● PROBLEM DETAILS:
Wherever the word "this" appears in the entries, copy the whole line.

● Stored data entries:
------------------------------------------------------------------------

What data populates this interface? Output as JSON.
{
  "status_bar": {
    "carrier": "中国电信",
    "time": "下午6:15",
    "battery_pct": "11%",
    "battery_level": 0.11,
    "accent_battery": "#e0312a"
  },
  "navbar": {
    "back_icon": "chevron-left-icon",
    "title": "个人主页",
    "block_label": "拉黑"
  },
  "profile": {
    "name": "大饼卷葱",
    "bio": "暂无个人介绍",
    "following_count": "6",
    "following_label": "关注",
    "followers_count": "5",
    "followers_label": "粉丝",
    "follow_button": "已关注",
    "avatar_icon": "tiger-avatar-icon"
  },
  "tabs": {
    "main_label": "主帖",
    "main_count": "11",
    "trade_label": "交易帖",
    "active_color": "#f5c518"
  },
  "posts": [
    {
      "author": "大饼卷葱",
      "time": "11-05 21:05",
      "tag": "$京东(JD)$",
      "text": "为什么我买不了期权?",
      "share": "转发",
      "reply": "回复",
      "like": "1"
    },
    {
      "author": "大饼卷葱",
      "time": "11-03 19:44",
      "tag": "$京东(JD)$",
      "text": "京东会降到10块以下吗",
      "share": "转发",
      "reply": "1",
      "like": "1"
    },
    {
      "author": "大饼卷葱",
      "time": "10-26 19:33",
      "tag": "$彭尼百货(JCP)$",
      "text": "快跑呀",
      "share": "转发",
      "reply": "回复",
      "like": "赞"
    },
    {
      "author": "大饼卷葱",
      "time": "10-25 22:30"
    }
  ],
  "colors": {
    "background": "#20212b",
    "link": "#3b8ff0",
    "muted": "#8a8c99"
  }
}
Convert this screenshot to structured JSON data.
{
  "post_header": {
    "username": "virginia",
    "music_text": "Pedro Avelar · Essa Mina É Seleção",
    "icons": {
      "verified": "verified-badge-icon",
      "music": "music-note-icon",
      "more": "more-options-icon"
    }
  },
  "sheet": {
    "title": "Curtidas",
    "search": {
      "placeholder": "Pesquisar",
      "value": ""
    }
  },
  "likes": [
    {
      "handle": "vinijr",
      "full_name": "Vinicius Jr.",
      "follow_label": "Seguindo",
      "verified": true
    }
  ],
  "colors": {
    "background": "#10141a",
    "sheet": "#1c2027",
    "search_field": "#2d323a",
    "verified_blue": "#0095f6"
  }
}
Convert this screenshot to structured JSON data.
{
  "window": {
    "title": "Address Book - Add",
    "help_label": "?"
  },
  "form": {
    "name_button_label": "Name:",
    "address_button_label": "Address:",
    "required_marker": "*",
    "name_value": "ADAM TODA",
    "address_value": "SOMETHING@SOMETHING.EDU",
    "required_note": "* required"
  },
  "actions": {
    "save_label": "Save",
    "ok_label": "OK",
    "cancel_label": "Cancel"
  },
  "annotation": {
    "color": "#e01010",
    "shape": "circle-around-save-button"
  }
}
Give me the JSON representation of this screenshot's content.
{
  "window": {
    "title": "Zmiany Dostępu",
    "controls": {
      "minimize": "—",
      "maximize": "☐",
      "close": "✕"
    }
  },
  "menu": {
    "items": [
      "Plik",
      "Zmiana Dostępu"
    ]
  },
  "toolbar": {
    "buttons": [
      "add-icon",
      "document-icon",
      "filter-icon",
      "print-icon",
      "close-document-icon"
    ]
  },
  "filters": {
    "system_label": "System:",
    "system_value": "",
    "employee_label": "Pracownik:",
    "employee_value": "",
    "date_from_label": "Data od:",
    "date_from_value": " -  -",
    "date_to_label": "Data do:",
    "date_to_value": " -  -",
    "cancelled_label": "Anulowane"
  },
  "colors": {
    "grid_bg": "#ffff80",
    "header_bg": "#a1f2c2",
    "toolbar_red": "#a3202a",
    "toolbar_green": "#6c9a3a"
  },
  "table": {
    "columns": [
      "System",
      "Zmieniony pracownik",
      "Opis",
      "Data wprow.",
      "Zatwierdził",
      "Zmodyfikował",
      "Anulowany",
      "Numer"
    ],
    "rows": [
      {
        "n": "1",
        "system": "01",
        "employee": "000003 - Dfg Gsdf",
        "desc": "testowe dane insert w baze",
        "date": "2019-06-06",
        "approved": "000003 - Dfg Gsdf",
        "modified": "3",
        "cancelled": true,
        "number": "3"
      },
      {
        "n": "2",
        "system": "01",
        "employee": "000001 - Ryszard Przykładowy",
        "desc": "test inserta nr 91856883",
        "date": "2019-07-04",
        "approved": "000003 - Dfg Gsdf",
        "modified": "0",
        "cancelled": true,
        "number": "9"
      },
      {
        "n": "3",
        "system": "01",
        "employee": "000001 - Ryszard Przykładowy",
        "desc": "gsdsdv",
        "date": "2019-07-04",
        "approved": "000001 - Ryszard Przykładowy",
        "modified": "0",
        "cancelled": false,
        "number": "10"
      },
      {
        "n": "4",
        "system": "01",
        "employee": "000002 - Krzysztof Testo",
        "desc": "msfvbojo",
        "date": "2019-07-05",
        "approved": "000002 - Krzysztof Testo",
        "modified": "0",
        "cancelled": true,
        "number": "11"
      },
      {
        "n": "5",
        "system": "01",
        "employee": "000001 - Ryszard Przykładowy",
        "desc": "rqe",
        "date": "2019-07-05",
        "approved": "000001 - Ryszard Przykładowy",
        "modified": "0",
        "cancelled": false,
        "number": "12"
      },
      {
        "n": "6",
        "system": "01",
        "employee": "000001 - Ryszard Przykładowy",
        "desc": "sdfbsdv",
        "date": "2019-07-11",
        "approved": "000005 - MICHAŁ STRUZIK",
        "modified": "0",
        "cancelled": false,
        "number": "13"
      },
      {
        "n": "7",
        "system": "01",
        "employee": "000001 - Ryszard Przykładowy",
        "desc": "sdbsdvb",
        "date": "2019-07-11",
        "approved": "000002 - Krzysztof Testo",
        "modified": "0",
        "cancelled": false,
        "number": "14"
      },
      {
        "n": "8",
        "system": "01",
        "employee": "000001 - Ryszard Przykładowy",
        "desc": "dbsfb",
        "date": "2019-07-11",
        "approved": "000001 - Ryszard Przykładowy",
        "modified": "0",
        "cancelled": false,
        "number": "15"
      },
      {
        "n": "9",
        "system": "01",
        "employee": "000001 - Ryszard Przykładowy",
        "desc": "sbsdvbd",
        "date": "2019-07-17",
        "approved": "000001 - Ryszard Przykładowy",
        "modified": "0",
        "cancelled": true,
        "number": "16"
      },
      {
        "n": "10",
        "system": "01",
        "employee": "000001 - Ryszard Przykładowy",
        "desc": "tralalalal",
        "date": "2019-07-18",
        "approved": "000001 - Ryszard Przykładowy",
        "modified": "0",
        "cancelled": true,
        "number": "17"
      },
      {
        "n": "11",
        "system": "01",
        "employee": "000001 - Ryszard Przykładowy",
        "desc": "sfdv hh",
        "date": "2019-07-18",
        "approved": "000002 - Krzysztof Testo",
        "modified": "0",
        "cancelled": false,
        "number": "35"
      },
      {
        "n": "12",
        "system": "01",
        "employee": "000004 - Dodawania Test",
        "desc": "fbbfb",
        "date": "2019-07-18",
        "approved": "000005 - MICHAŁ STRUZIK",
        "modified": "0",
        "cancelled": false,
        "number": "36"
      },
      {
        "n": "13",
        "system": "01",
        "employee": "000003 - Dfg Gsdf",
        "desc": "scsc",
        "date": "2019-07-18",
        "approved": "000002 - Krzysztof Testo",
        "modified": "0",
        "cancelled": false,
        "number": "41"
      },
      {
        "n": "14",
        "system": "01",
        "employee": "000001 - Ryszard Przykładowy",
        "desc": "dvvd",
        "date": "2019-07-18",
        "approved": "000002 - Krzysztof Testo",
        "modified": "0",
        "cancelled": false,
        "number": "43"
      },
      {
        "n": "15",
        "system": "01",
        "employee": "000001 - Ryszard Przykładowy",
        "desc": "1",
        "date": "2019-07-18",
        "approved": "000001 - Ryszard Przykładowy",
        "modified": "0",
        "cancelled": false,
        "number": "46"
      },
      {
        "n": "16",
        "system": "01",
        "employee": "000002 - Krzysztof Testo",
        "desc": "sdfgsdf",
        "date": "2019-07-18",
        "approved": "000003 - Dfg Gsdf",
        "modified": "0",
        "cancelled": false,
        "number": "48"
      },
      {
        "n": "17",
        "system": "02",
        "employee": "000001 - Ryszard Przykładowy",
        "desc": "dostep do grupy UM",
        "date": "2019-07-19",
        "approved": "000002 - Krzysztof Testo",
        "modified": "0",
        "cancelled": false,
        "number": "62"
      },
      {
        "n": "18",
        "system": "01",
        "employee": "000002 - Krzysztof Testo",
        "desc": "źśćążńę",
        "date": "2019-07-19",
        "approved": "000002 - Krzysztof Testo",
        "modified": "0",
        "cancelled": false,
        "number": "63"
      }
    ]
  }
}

------------------------------------------------------------------------

● CORRECT ANSWER:
What data populates this interface? Output as JSON.
Convert this screenshot to structured JSON data.
Convert this screenshot to structured JSON data.
Give me the JSON representation of this screenshot's content.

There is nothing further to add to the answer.